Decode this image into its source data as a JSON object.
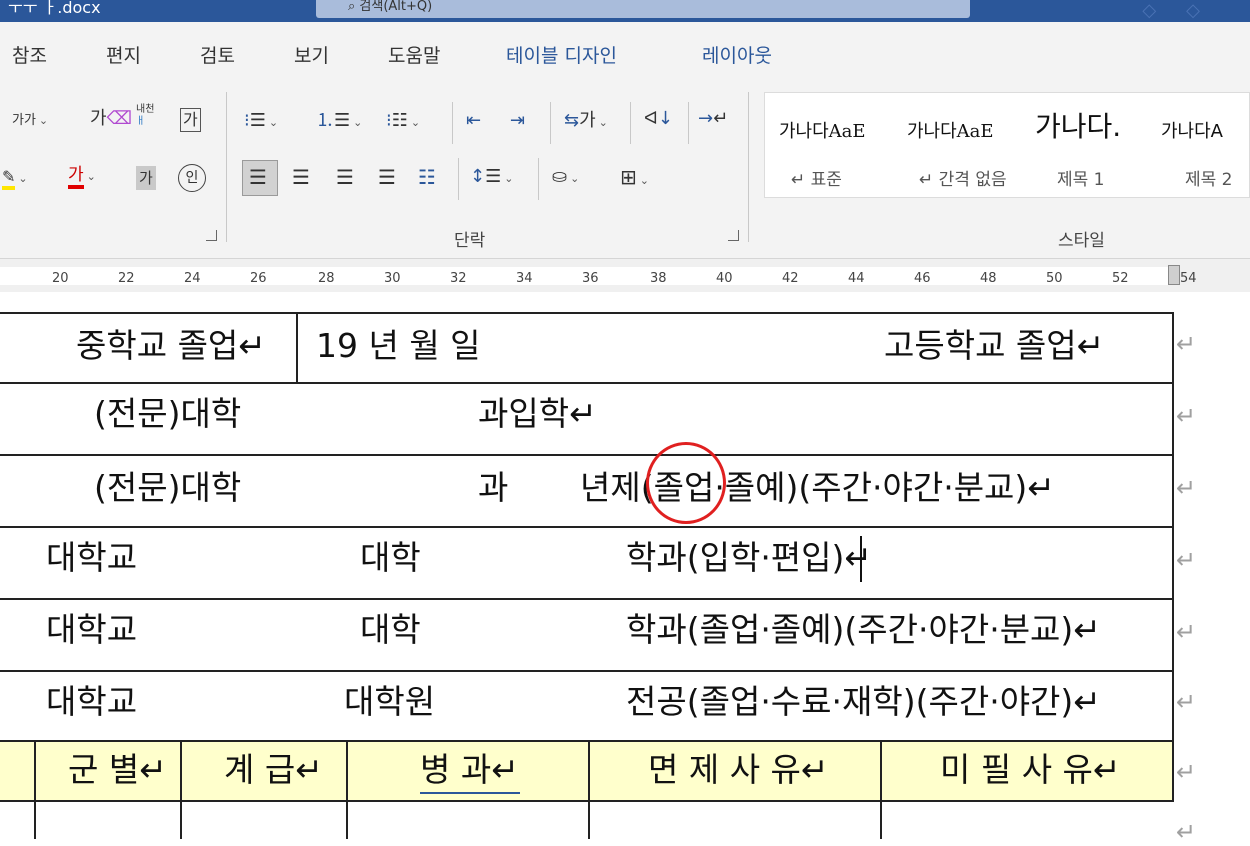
{
  "window": {
    "doc_title_fragment": "ㅜㅜ ㅏ.docx",
    "search_fragment": "⌕ 검색(Alt+Q)"
  },
  "tabs": [
    {
      "label": "참조"
    },
    {
      "label": "편지"
    },
    {
      "label": "검토"
    },
    {
      "label": "보기"
    },
    {
      "label": "도움말"
    },
    {
      "label": "테이블 디자인"
    },
    {
      "label": "레이아웃"
    }
  ],
  "ribbon": {
    "font": {
      "size_label": "가가",
      "highlight_icon": "가",
      "font_color_icon": "가",
      "char_shade": "가",
      "enclose": "인",
      "phonetic": "내천",
      "charborder": "가"
    },
    "paragraph_label": "단락",
    "styles_label": "스타일",
    "styles": [
      {
        "preview": "가나다AaE",
        "name": "↵ 표준"
      },
      {
        "preview": "가나다AaE",
        "name": "↵ 간격 없음"
      },
      {
        "preview": "가나다.",
        "name": "제목 1"
      },
      {
        "preview": "가나다A",
        "name": "제목 2"
      }
    ]
  },
  "ruler": {
    "ticks": [
      "20",
      "22",
      "24",
      "26",
      "28",
      "30",
      "32",
      "34",
      "36",
      "38",
      "40",
      "42",
      "44",
      "46",
      "48",
      "50",
      "52",
      "54"
    ]
  },
  "document": {
    "row1": {
      "left": "중학교 졸업↵",
      "date": "19    년    월    일",
      "right": "고등학교 졸업↵"
    },
    "row2": {
      "a": "(전문)대학",
      "b": "과입학↵"
    },
    "row3": {
      "a": "(전문)대학",
      "b": "과",
      "c": "년제(졸업·졸예)(주간·야간·분교)↵"
    },
    "row4": {
      "a": "대학교",
      "b": "대학",
      "c": "학과(입학·편입)↵"
    },
    "row5": {
      "a": "대학교",
      "b": "대학",
      "c": "학과(졸업·졸예)(주간·야간·분교)↵"
    },
    "row6": {
      "a": "대학교",
      "b": "대학원",
      "c": "전공(졸업·수료·재학)(주간·야간)↵"
    },
    "header": [
      {
        "label": "군 별↵"
      },
      {
        "label": "계 급↵"
      },
      {
        "label": "병 과↵"
      },
      {
        "label": "면 제 사 유↵"
      },
      {
        "label": "미 필 사 유↵"
      }
    ],
    "paragraph_mark": "↵"
  }
}
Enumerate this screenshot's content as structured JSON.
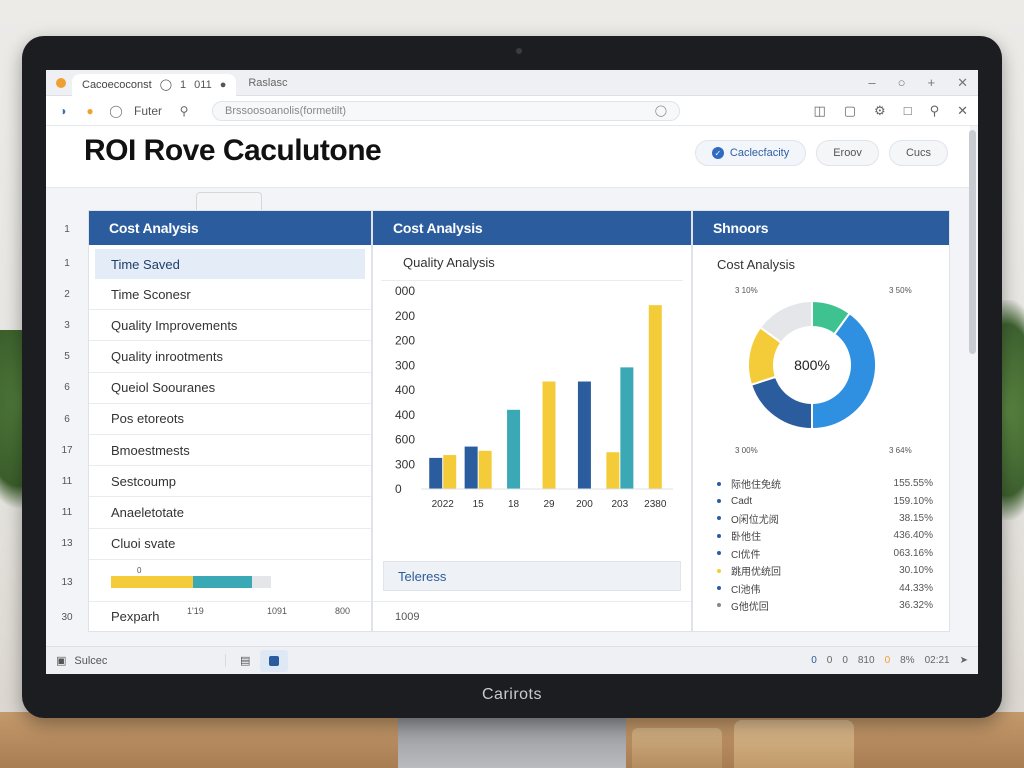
{
  "browser": {
    "tab_title": "Cacoecoconst",
    "tab_num1": "1",
    "tab_num2": "011",
    "extra_tab": "Raslasc",
    "filter_label": "Futer",
    "address_placeholder": "Brssoosoanolis(formetilt)"
  },
  "app": {
    "title": "ROI Rove Caculutone",
    "buttons": [
      "Caclecfacity",
      "Eroov",
      "Cucs"
    ]
  },
  "row_numbers": [
    "1",
    "1",
    "2",
    "3",
    "5",
    "6",
    "6",
    "17",
    "11",
    "11",
    "13",
    "13",
    "30"
  ],
  "panel_left": {
    "header": "Cost Analysis",
    "rows": [
      "Time Saved",
      "Time Sconesr",
      "Quality Improvements",
      "Quality inrootments",
      "Queiol Soouranes",
      "Pos etoreots",
      "Bmoestmests",
      "Sestcoump",
      "Anaeletotate",
      "Cluoi svate"
    ],
    "progress_label": "0",
    "progress_yellow": 0.51,
    "progress_teal": 0.37,
    "footer_label": "Pexparh",
    "footer_values": [
      "1'19",
      "1091",
      "800"
    ]
  },
  "panel_mid": {
    "header": "Cost Analysis",
    "subtitle": "Quality Analysis",
    "legend_label": "Teleress",
    "footer_label": "1009"
  },
  "panel_right": {
    "header": "Shnoors",
    "subtitle": "Cost Analysis",
    "center_label": "800%",
    "slice_labels": [
      "3 10%",
      "3 50%",
      "3 00%",
      "3 64%"
    ],
    "items": [
      {
        "label": "际他住免统",
        "value": "155.55%",
        "color": "#2b5d9e"
      },
      {
        "label": "Cadt",
        "value": "159.10%",
        "color": "#2b5d9e"
      },
      {
        "label": "O闲位尤阅",
        "value": "38.15%",
        "color": "#2b5d9e"
      },
      {
        "label": "卧他住",
        "value": "436.40%",
        "color": "#2b5d9e"
      },
      {
        "label": "Cl优件",
        "value": "063.16%",
        "color": "#2b5d9e"
      },
      {
        "label": "跳用优统回",
        "value": "30.10%",
        "color": "#f4cc3a"
      },
      {
        "label": "Cl池伟",
        "value": "44.33%",
        "color": "#2b5d9e"
      },
      {
        "label": "G他优回",
        "value": "36.32%",
        "color": "#888888"
      }
    ]
  },
  "statusbar": {
    "search_label": "Sulcec",
    "right_labels": [
      "0",
      "0",
      "0",
      "810",
      "0",
      "8%",
      "02:21"
    ]
  },
  "brand": "Carirots",
  "chart_data": [
    {
      "type": "bar",
      "title": "Quality Analysis",
      "categories": [
        "2022",
        "15",
        "18",
        "29",
        "200",
        "203",
        "2380"
      ],
      "series": [
        {
          "values": [
            110,
            150,
            0,
            0,
            380,
            0,
            0
          ],
          "color": "#2b5d9e"
        },
        {
          "values": [
            120,
            135,
            0,
            380,
            0,
            130,
            650
          ],
          "color": "#f4cc3a"
        },
        {
          "values": [
            0,
            0,
            280,
            0,
            0,
            430,
            0
          ],
          "color": "#3ba9b5"
        }
      ],
      "ytick_labels": [
        "000",
        "200",
        "200",
        "300",
        "400",
        "400",
        "600",
        "300",
        "0"
      ],
      "ylim": [
        0,
        700
      ]
    },
    {
      "type": "pie",
      "title": "Cost Analysis",
      "labels": [
        "3 10%",
        "3 50%",
        "3 00%",
        "3 64%"
      ],
      "values": [
        10,
        40,
        20,
        15,
        15
      ],
      "colors": [
        "#3ec28f",
        "#2f8fe0",
        "#2b5d9e",
        "#f4cc3a",
        "#e4e6ea"
      ]
    }
  ]
}
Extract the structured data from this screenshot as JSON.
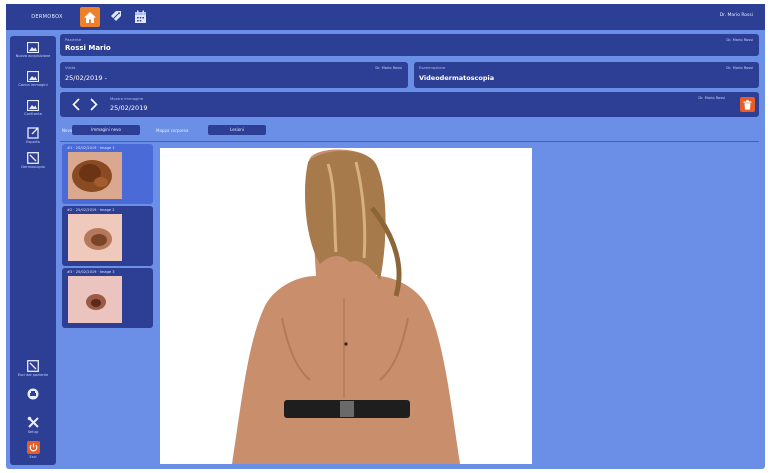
{
  "topbar": {
    "brand": "DERMOBOX",
    "user_label": "Dr. Mario Rossi",
    "icons": [
      "home-icon",
      "tag-icon",
      "calendar-icon"
    ]
  },
  "sidebar": {
    "items": [
      {
        "label": "Nuova acquisizione",
        "icon": "image-add-icon"
      },
      {
        "label": "Carica immagini",
        "icon": "image-upload-icon"
      },
      {
        "label": "Confronta",
        "icon": "image-compare-icon"
      },
      {
        "label": "Esporta",
        "icon": "export-icon"
      },
      {
        "label": "Dermoscopio",
        "icon": "crop-icon"
      }
    ],
    "bottom": [
      {
        "label": "Esci dal paziente",
        "icon": "exit-icon"
      },
      {
        "label": "",
        "icon": "print-icon"
      },
      {
        "label": "Setup",
        "icon": "tools-icon"
      },
      {
        "label": "Esci",
        "icon": "power-icon"
      }
    ]
  },
  "patient": {
    "caption": "Paziente",
    "name": "Rossi Mario",
    "right": "Dr. Mario Rossi"
  },
  "visit": {
    "caption": "Visita",
    "date": "25/02/2019 -",
    "right": "Dr. Mario Rossi"
  },
  "exam": {
    "caption": "Esaminazione",
    "value": "Videodermatoscopia",
    "right": "Dr. Mario Rossi"
  },
  "image_nav": {
    "caption": "Mostra immagine",
    "date": "25/02/2019",
    "right": "Dr. Mario Rossi"
  },
  "tabs": {
    "zoom_label": "Nevo",
    "btn1": "Immagini nevo",
    "mid_label": "Mappa corporea",
    "btn2": "Lesioni"
  },
  "thumbnails": [
    {
      "caption": "#1 · 25/02/2019 · Image 1",
      "selected": true
    },
    {
      "caption": "#2 · 25/02/2019 · Image 2",
      "selected": false
    },
    {
      "caption": "#3 · 25/02/2019 · Image 3",
      "selected": false
    }
  ],
  "colors": {
    "frame": "#6b8fe6",
    "bar": "#2d3f94",
    "accent": "#f07f2a",
    "delete": "#e85d27"
  }
}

- [SHORT TASK]:
Copy each line above containing the string "preview".

- [RESULT OF THE EXERCISE]:
        "preview": "가나다AaE",
        "preview": "가나다AaE",
        "preview": "가나다.",
        "preview": "가나다A",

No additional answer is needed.